◆ **Instruction**: Reproduce each line of the data below word for word, with nothing changed.

[Data entries]
== == ==
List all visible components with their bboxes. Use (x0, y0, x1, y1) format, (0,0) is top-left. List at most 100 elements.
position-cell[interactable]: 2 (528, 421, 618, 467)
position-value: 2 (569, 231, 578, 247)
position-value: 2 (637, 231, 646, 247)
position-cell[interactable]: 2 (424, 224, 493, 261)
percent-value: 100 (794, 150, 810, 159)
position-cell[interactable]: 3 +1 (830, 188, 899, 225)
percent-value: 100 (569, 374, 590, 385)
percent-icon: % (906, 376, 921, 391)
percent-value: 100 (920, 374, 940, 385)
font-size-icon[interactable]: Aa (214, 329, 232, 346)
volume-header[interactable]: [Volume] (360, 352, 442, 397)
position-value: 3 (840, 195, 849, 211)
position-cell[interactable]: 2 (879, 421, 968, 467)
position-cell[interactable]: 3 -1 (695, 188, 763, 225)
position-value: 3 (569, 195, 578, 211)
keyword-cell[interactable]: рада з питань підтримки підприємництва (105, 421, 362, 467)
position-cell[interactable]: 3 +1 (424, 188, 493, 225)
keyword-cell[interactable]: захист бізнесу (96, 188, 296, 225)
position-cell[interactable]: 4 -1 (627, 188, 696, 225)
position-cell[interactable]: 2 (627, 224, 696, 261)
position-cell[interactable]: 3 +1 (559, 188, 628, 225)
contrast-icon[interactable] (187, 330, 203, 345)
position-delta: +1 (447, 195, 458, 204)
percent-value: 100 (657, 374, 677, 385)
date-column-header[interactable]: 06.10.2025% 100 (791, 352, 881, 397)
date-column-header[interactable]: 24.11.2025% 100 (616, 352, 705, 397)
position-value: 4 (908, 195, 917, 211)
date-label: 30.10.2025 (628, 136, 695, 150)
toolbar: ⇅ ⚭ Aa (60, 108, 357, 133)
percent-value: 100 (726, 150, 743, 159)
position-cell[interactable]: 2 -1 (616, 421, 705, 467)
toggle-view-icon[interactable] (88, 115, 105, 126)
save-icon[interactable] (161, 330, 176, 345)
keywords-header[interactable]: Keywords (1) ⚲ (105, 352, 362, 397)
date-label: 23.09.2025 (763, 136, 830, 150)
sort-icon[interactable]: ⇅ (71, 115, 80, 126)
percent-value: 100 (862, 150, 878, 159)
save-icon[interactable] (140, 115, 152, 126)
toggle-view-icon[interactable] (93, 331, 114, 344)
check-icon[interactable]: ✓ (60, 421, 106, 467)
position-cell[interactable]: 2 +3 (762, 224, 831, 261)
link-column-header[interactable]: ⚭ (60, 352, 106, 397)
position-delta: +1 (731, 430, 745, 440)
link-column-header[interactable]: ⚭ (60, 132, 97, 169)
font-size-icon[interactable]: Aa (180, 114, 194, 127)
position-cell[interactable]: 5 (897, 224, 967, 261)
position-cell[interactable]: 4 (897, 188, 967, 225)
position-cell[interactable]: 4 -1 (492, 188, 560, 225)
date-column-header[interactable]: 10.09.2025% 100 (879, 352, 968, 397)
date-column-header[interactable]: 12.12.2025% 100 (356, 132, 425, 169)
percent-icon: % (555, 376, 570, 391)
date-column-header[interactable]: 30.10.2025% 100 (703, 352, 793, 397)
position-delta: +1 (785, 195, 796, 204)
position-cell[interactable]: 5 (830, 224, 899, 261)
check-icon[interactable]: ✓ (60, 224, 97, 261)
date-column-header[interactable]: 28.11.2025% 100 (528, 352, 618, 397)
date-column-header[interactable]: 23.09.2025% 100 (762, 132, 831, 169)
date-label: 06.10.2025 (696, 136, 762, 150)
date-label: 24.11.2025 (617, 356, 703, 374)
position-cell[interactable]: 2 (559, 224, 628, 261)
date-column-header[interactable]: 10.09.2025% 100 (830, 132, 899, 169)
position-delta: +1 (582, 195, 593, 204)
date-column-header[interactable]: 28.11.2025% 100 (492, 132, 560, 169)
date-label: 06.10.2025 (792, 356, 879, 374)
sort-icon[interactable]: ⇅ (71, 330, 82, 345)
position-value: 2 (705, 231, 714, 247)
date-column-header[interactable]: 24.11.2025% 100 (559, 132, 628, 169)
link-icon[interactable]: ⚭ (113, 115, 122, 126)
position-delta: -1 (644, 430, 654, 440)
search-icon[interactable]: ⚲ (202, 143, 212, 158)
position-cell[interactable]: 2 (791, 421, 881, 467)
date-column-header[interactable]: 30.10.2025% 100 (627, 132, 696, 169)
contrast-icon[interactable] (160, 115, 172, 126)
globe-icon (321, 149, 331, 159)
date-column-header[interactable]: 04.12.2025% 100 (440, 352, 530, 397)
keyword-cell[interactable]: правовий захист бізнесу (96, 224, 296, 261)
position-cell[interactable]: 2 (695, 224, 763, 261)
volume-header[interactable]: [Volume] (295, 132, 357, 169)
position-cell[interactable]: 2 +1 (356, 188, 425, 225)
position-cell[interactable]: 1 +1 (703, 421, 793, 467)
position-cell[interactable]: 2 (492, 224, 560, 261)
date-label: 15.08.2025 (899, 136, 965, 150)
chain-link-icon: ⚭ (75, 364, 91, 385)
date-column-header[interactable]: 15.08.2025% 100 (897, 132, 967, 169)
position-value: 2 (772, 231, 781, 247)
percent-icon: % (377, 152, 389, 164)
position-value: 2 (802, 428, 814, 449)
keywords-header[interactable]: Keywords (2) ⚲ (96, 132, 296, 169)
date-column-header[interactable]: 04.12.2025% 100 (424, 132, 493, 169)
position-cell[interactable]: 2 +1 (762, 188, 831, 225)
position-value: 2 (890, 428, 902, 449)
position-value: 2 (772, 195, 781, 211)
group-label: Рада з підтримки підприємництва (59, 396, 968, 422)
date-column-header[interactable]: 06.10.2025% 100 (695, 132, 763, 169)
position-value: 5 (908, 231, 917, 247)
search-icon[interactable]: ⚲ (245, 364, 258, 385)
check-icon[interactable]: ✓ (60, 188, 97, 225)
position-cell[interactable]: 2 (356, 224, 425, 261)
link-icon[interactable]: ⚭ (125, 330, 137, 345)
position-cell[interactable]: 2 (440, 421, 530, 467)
== == ==
◆ **Exercise output**:
List all visible components with their bboxes. Use (x0, y0, x1, y1) format, (0,0) is top-left. List at most 100 elements.
position-cell[interactable]: 2 (528, 421, 618, 467)
position-value: 2 (569, 231, 578, 247)
position-value: 2 (637, 231, 646, 247)
position-cell[interactable]: 2 (424, 224, 493, 261)
percent-value: 100 (794, 150, 810, 159)
position-cell[interactable]: 3 +1 (830, 188, 899, 225)
percent-value: 100 (569, 374, 590, 385)
percent-icon: % (906, 376, 921, 391)
percent-value: 100 (920, 374, 940, 385)
font-size-icon[interactable]: Aa (214, 329, 232, 346)
volume-header[interactable]: [Volume] (360, 352, 442, 397)
position-value: 3 (840, 195, 849, 211)
position-cell[interactable]: 2 (879, 421, 968, 467)
position-cell[interactable]: 3 -1 (695, 188, 763, 225)
position-value: 3 (569, 195, 578, 211)
keyword-cell[interactable]: рада з питань підтримки підприємництва (105, 421, 362, 467)
position-cell[interactable]: 3 +1 (424, 188, 493, 225)
keyword-cell[interactable]: захист бізнесу (96, 188, 296, 225)
position-cell[interactable]: 4 -1 (627, 188, 696, 225)
position-cell[interactable]: 2 (627, 224, 696, 261)
position-cell[interactable]: 3 +1 (559, 188, 628, 225)
contrast-icon[interactable] (187, 330, 203, 345)
position-delta: +1 (447, 195, 458, 204)
percent-value: 100 (657, 374, 677, 385)
date-column-header[interactable]: 06.10.2025% 100 (791, 352, 881, 397)
date-column-header[interactable]: 24.11.2025% 100 (616, 352, 705, 397)
position-value: 4 (908, 195, 917, 211)
date-label: 30.10.2025 (628, 136, 695, 150)
toolbar: ⇅ ⚭ Aa (60, 108, 357, 133)
percent-value: 100 (726, 150, 743, 159)
position-cell[interactable]: 2 -1 (616, 421, 705, 467)
toggle-view-icon[interactable] (88, 115, 105, 126)
save-icon[interactable] (161, 330, 176, 345)
keywords-header[interactable]: Keywords (1) ⚲ (105, 352, 362, 397)
date-label: 23.09.2025 (763, 136, 830, 150)
sort-icon[interactable]: ⇅ (71, 115, 80, 126)
percent-value: 100 (862, 150, 878, 159)
save-icon[interactable] (140, 115, 152, 126)
toggle-view-icon[interactable] (93, 331, 114, 344)
check-icon[interactable]: ✓ (60, 421, 106, 467)
position-cell[interactable]: 2 +3 (762, 224, 831, 261)
link-column-header[interactable]: ⚭ (60, 352, 106, 397)
position-delta: +1 (731, 430, 745, 440)
link-column-header[interactable]: ⚭ (60, 132, 97, 169)
font-size-icon[interactable]: Aa (180, 114, 194, 127)
position-cell[interactable]: 5 (897, 224, 967, 261)
position-cell[interactable]: 4 (897, 188, 967, 225)
position-cell[interactable]: 4 -1 (492, 188, 560, 225)
date-column-header[interactable]: 10.09.2025% 100 (879, 352, 968, 397)
date-column-header[interactable]: 12.12.2025% 100 (356, 132, 425, 169)
percent-icon: % (555, 376, 570, 391)
date-column-header[interactable]: 30.10.2025% 100 (703, 352, 793, 397)
position-delta: +1 (785, 195, 796, 204)
position-cell[interactable]: 5 (830, 224, 899, 261)
check-icon[interactable]: ✓ (60, 224, 97, 261)
date-column-header[interactable]: 28.11.2025% 100 (528, 352, 618, 397)
date-column-header[interactable]: 23.09.2025% 100 (762, 132, 831, 169)
date-label: 06.10.2025 (696, 136, 762, 150)
date-label: 24.11.2025 (617, 356, 703, 374)
position-cell[interactable]: 2 (559, 224, 628, 261)
date-column-header[interactable]: 10.09.2025% 100 (830, 132, 899, 169)
position-delta: +1 (582, 195, 593, 204)
date-column-header[interactable]: 28.11.2025% 100 (492, 132, 560, 169)
date-label: 06.10.2025 (792, 356, 879, 374)
sort-icon[interactable]: ⇅ (71, 330, 82, 345)
position-value: 2 (705, 231, 714, 247)
date-column-header[interactable]: 24.11.2025% 100 (559, 132, 628, 169)
link-icon[interactable]: ⚭ (113, 115, 122, 126)
position-delta: -1 (644, 430, 654, 440)
search-icon[interactable]: ⚲ (202, 143, 212, 158)
position-cell[interactable]: 2 (791, 421, 881, 467)
date-column-header[interactable]: 30.10.2025% 100 (627, 132, 696, 169)
contrast-icon[interactable] (160, 115, 172, 126)
globe-icon (321, 149, 331, 159)
date-column-header[interactable]: 04.12.2025% 100 (440, 352, 530, 397)
keyword-cell[interactable]: правовий захист бізнесу (96, 224, 296, 261)
position-cell[interactable]: 2 (695, 224, 763, 261)
volume-header[interactable]: [Volume] (295, 132, 357, 169)
position-cell[interactable]: 2 +1 (356, 188, 425, 225)
position-cell[interactable]: 1 +1 (703, 421, 793, 467)
position-cell[interactable]: 2 (492, 224, 560, 261)
date-label: 15.08.2025 (899, 136, 965, 150)
chain-link-icon: ⚭ (75, 364, 91, 385)
date-column-header[interactable]: 15.08.2025% 100 (897, 132, 967, 169)
position-value: 2 (772, 231, 781, 247)
percent-icon: % (377, 152, 389, 164)
position-value: 2 (802, 428, 814, 449)
keywords-header[interactable]: Keywords (2) ⚲ (96, 132, 296, 169)
date-column-header[interactable]: 04.12.2025% 100 (424, 132, 493, 169)
position-cell[interactable]: 2 +1 (762, 188, 831, 225)
position-value: 2 (890, 428, 902, 449)
position-value: 2 (772, 195, 781, 211)
group-label: Рада з підтримки підприємництва (59, 396, 968, 422)
date-column-header[interactable]: 06.10.2025% 100 (695, 132, 763, 169)
position-value: 5 (908, 231, 917, 247)
search-icon[interactable]: ⚲ (245, 364, 258, 385)
check-icon[interactable]: ✓ (60, 188, 97, 225)
position-cell[interactable]: 2 (356, 224, 425, 261)
link-icon[interactable]: ⚭ (125, 330, 137, 345)
position-cell[interactable]: 2 (440, 421, 530, 467)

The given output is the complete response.